## THE REQUEST
Without the pictures, repeat the listing character for character.
+ + +
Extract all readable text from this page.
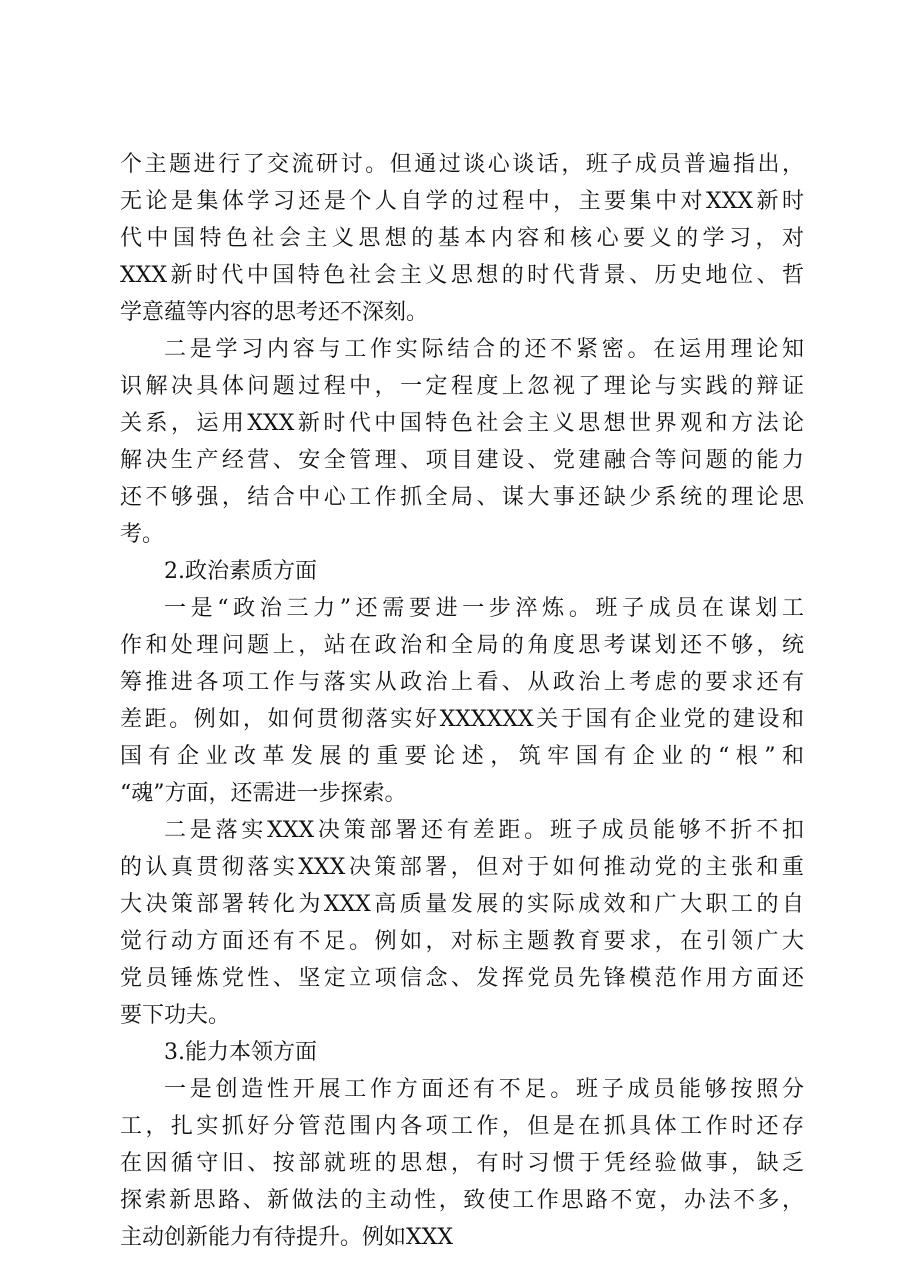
个主题进行了交流研讨。但通过谈心谈话，班子成员普遍指出，
无论是集体学习还是个人自学的过程中，主要集中对XXX新时
代中国特色社会主义思想的基本内容和核心要义的学习，对
XXX新时代中国特色社会主义思想的时代背景、历史地位、哲
学意蕴等内容的思考还不深刻。
二是学习内容与工作实际结合的还不紧密。在运用理论知
识解决具体问题过程中，一定程度上忽视了理论与实践的辩证
关系，运用XXX新时代中国特色社会主义思想世界观和方法论
解决生产经营、安全管理、项目建设、党建融合等问题的能力
还不够强，结合中心工作抓全局、谋大事还缺少系统的理论思
考。
2.政治素质方面
一是“政治三力”还需要进一步淬炼。班子成员在谋划工
作和处理问题上，站在政治和全局的角度思考谋划还不够，统
筹推进各项工作与落实从政治上看、从政治上考虑的要求还有
差距。例如，如何贯彻落实好XXXXXX关于国有企业党的建设和
国有企业改革发展的重要论述，筑牢国有企业的“根”和
“魂”方面，还需进一步探索。
二是落实XXX决策部署还有差距。班子成员能够不折不扣
的认真贯彻落实XXX决策部署，但对于如何推动党的主张和重
大决策部署转化为XXX高质量发展的实际成效和广大职工的自
觉行动方面还有不足。例如，对标主题教育要求，在引领广大
党员锤炼党性、坚定立项信念、发挥党员先锋模范作用方面还
要下功夫。
3.能力本领方面
一是创造性开展工作方面还有不足。班子成员能够按照分
工，扎实抓好分管范围内各项工作，但是在抓具体工作时还存
在因循守旧、按部就班的思想，有时习惯于凭经验做事，缺乏
探索新思路、新做法的主动性，致使工作思路不宽，办法不多，
主动创新能力有待提升。例如XXX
+ + +
## CORRECT RESPONSE
Extract all readable text from this page.
个主题进行了交流研讨。但通过谈心谈话，班子成员普遍指出，
无论是集体学习还是个人自学的过程中，主要集中对XXX新时
代中国特色社会主义思想的基本内容和核心要义的学习，对
XXX新时代中国特色社会主义思想的时代背景、历史地位、哲
学意蕴等内容的思考还不深刻。
二是学习内容与工作实际结合的还不紧密。在运用理论知
识解决具体问题过程中，一定程度上忽视了理论与实践的辩证
关系，运用XXX新时代中国特色社会主义思想世界观和方法论
解决生产经营、安全管理、项目建设、党建融合等问题的能力
还不够强，结合中心工作抓全局、谋大事还缺少系统的理论思
考。
2.政治素质方面
一是“政治三力”还需要进一步淬炼。班子成员在谋划工
作和处理问题上，站在政治和全局的角度思考谋划还不够，统
筹推进各项工作与落实从政治上看、从政治上考虑的要求还有
差距。例如，如何贯彻落实好XXXXXX关于国有企业党的建设和
国有企业改革发展的重要论述，筑牢国有企业的“根”和
“魂”方面，还需进一步探索。
二是落实XXX决策部署还有差距。班子成员能够不折不扣
的认真贯彻落实XXX决策部署，但对于如何推动党的主张和重
大决策部署转化为XXX高质量发展的实际成效和广大职工的自
觉行动方面还有不足。例如，对标主题教育要求，在引领广大
党员锤炼党性、坚定立项信念、发挥党员先锋模范作用方面还
要下功夫。
3.能力本领方面
一是创造性开展工作方面还有不足。班子成员能够按照分
工，扎实抓好分管范围内各项工作，但是在抓具体工作时还存
在因循守旧、按部就班的思想，有时习惯于凭经验做事，缺乏
探索新思路、新做法的主动性，致使工作思路不宽，办法不多，
主动创新能力有待提升。例如XXX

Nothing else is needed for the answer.